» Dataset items
--- Begin ---

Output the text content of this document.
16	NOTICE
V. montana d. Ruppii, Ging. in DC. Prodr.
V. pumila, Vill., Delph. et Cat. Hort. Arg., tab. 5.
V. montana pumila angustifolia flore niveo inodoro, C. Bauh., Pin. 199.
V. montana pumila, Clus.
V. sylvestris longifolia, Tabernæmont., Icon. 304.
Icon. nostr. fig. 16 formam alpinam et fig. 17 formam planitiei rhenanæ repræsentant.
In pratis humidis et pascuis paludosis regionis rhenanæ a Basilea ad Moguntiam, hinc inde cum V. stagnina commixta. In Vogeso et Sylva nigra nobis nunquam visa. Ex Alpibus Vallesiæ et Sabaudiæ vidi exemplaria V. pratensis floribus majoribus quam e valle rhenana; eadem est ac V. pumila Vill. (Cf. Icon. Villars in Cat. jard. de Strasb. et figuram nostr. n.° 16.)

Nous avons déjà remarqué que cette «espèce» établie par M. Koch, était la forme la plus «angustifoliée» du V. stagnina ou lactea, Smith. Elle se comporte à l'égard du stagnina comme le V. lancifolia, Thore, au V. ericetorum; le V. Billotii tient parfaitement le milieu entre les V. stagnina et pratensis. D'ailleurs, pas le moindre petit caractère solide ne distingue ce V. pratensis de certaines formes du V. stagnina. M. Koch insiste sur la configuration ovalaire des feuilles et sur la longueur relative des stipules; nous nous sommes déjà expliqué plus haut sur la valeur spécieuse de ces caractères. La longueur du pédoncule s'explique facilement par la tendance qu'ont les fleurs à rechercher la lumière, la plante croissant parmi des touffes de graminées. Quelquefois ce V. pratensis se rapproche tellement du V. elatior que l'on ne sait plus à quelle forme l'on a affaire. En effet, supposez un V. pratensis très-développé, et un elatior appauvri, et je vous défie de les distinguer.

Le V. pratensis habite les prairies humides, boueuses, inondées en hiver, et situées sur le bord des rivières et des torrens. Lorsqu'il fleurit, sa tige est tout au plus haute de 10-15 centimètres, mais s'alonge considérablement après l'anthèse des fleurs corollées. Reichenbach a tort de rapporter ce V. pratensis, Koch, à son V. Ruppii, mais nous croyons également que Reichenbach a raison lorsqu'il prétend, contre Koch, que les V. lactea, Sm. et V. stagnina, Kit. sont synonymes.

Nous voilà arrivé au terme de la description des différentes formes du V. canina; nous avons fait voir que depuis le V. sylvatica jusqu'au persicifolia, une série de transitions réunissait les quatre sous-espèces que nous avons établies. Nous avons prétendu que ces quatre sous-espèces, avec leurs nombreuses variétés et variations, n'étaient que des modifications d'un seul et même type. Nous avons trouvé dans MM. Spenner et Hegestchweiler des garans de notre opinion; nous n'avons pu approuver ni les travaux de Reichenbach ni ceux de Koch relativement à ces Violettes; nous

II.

--- End ---

» WHAT IS EXPECTED
Go through the listing and print each line exactly as it appears.

» REPLY TO THE TASK
Output the text content of this document.
16	NOTICE
V. montana d. Ruppii, Ging. in DC. Prodr.
V. pumila, Vill., Delph. et Cat. Hort. Arg., tab. 5.
V. montana pumila angustifolia flore niveo inodoro, C. Bauh., Pin. 199.
V. montana pumila, Clus.
V. sylvestris longifolia, Tabernæmont., Icon. 304.
Icon. nostr. fig. 16 formam alpinam et fig. 17 formam planitiei rhenanæ repræsentant.
In pratis humidis et pascuis paludosis regionis rhenanæ a Basilea ad Moguntiam, hinc inde cum V. stagnina commixta. In Vogeso et Sylva nigra nobis nunquam visa. Ex Alpibus Vallesiæ et Sabaudiæ vidi exemplaria V. pratensis floribus majoribus quam e valle rhenana; eadem est ac V. pumila Vill. (Cf. Icon. Villars in Cat. jard. de Strasb. et figuram nostr. n.° 16.)

Nous avons déjà remarqué que cette «espèce» établie par M. Koch, était la forme la plus «angustifoliée» du V. stagnina ou lactea, Smith. Elle se comporte à l'égard du stagnina comme le V. lancifolia, Thore, au V. ericetorum; le V. Billotii tient parfaitement le milieu entre les V. stagnina et pratensis. D'ailleurs, pas le moindre petit caractère solide ne distingue ce V. pratensis de certaines formes du V. stagnina. M. Koch insiste sur la configuration ovalaire des feuilles et sur la longueur relative des stipules; nous nous sommes déjà expliqué plus haut sur la valeur spécieuse de ces caractères. La longueur du pédoncule s'explique facilement par la tendance qu'ont les fleurs à rechercher la lumière, la plante croissant parmi des touffes de graminées. Quelquefois ce V. pratensis se rapproche tellement du V. elatior que l'on ne sait plus à quelle forme l'on a affaire. En effet, supposez un V. pratensis très-développé, et un elatior appauvri, et je vous défie de les distinguer.

Le V. pratensis habite les prairies humides, boueuses, inondées en hiver, et situées sur le bord des rivières et des torrens. Lorsqu'il fleurit, sa tige est tout au plus haute de 10-15 centimètres, mais s'alonge considérablement après l'anthèse des fleurs corollées. Reichenbach a tort de rapporter ce V. pratensis, Koch, à son V. Ruppii, mais nous croyons également que Reichenbach a raison lorsqu'il prétend, contre Koch, que les V. lactea, Sm. et V. stagnina, Kit. sont synonymes.

Nous voilà arrivé au terme de la description des différentes formes du V. canina; nous avons fait voir que depuis le V. sylvatica jusqu'au persicifolia, une série de transitions réunissait les quatre sous-espèces que nous avons établies. Nous avons prétendu que ces quatre sous-espèces, avec leurs nombreuses variétés et variations, n'étaient que des modifications d'un seul et même type. Nous avons trouvé dans MM. Spenner et Hegestchweiler des garans de notre opinion; nous n'avons pu approuver ni les travaux de Reichenbach ni ceux de Koch relativement à ces Violettes; nous

II.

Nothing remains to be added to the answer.